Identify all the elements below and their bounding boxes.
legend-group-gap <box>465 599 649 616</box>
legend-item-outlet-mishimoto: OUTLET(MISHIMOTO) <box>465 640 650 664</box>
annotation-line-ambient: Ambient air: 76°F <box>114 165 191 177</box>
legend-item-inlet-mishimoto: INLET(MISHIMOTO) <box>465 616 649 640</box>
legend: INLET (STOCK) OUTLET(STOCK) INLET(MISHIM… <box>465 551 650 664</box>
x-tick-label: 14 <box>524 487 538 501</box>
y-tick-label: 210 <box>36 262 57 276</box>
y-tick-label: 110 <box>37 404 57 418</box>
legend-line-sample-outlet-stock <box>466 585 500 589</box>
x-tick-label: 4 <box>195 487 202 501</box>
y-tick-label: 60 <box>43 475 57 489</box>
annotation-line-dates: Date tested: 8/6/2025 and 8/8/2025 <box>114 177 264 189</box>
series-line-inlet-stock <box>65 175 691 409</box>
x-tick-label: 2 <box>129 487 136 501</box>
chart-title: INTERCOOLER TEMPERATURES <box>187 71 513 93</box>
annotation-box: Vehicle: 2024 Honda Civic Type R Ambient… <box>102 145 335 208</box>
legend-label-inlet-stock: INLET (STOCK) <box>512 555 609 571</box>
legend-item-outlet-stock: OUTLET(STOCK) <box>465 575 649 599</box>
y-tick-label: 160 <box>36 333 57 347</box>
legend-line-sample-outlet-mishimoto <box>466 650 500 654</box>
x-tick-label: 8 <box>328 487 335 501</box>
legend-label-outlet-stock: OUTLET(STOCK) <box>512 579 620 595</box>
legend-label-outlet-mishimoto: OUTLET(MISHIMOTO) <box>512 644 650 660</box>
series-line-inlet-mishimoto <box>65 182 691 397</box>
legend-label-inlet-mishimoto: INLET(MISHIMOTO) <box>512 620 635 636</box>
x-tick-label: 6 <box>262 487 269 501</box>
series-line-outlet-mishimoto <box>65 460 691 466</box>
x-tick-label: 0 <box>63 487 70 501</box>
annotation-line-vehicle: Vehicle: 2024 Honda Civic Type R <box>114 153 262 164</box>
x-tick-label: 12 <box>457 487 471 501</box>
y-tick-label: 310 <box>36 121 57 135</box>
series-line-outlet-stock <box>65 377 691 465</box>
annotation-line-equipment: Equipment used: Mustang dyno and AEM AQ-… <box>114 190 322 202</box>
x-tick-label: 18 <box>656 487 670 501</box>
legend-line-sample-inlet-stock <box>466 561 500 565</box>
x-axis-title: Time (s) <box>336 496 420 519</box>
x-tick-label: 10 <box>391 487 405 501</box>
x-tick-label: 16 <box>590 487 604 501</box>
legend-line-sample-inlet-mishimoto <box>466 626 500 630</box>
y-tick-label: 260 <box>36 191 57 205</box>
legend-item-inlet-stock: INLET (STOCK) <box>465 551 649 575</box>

########

● **WHAT YOU SHOULD DO**: Print every one of the lines above again, without changing any of them.

● **SOLUTION TO THE EXERCISE**:
Identify all the elements below and their bounding boxes.
legend-group-gap <box>465 599 649 616</box>
legend-item-outlet-mishimoto: OUTLET(MISHIMOTO) <box>465 640 650 664</box>
annotation-line-ambient: Ambient air: 76°F <box>114 165 191 177</box>
legend-item-inlet-mishimoto: INLET(MISHIMOTO) <box>465 616 649 640</box>
legend: INLET (STOCK) OUTLET(STOCK) INLET(MISHIM… <box>465 551 650 664</box>
x-tick-label: 14 <box>524 487 538 501</box>
y-tick-label: 210 <box>36 262 57 276</box>
y-tick-label: 110 <box>37 404 57 418</box>
legend-line-sample-outlet-stock <box>466 585 500 589</box>
x-tick-label: 4 <box>195 487 202 501</box>
y-tick-label: 60 <box>43 475 57 489</box>
annotation-line-dates: Date tested: 8/6/2025 and 8/8/2025 <box>114 177 264 189</box>
series-line-inlet-stock <box>65 175 691 409</box>
x-tick-label: 2 <box>129 487 136 501</box>
chart-title: INTERCOOLER TEMPERATURES <box>187 71 513 93</box>
annotation-box: Vehicle: 2024 Honda Civic Type R Ambient… <box>102 145 335 208</box>
legend-label-inlet-stock: INLET (STOCK) <box>512 555 609 571</box>
legend-item-outlet-stock: OUTLET(STOCK) <box>465 575 649 599</box>
y-tick-label: 160 <box>36 333 57 347</box>
legend-line-sample-outlet-mishimoto <box>466 650 500 654</box>
x-tick-label: 8 <box>328 487 335 501</box>
legend-label-outlet-stock: OUTLET(STOCK) <box>512 579 620 595</box>
legend-label-outlet-mishimoto: OUTLET(MISHIMOTO) <box>512 644 650 660</box>
series-line-inlet-mishimoto <box>65 182 691 397</box>
legend-label-inlet-mishimoto: INLET(MISHIMOTO) <box>512 620 635 636</box>
x-tick-label: 6 <box>262 487 269 501</box>
series-line-outlet-mishimoto <box>65 460 691 466</box>
x-tick-label: 0 <box>63 487 70 501</box>
annotation-line-vehicle: Vehicle: 2024 Honda Civic Type R <box>114 153 262 164</box>
x-tick-label: 12 <box>457 487 471 501</box>
y-tick-label: 310 <box>36 121 57 135</box>
series-line-outlet-stock <box>65 377 691 465</box>
annotation-line-equipment: Equipment used: Mustang dyno and AEM AQ-… <box>114 190 322 202</box>
x-tick-label: 18 <box>656 487 670 501</box>
legend-line-sample-inlet-stock <box>466 561 500 565</box>
x-axis-title: Time (s) <box>336 496 420 519</box>
x-tick-label: 10 <box>391 487 405 501</box>
x-tick-label: 16 <box>590 487 604 501</box>
legend-line-sample-inlet-mishimoto <box>466 626 500 630</box>
y-tick-label: 260 <box>36 191 57 205</box>
legend-item-inlet-stock: INLET (STOCK) <box>465 551 649 575</box>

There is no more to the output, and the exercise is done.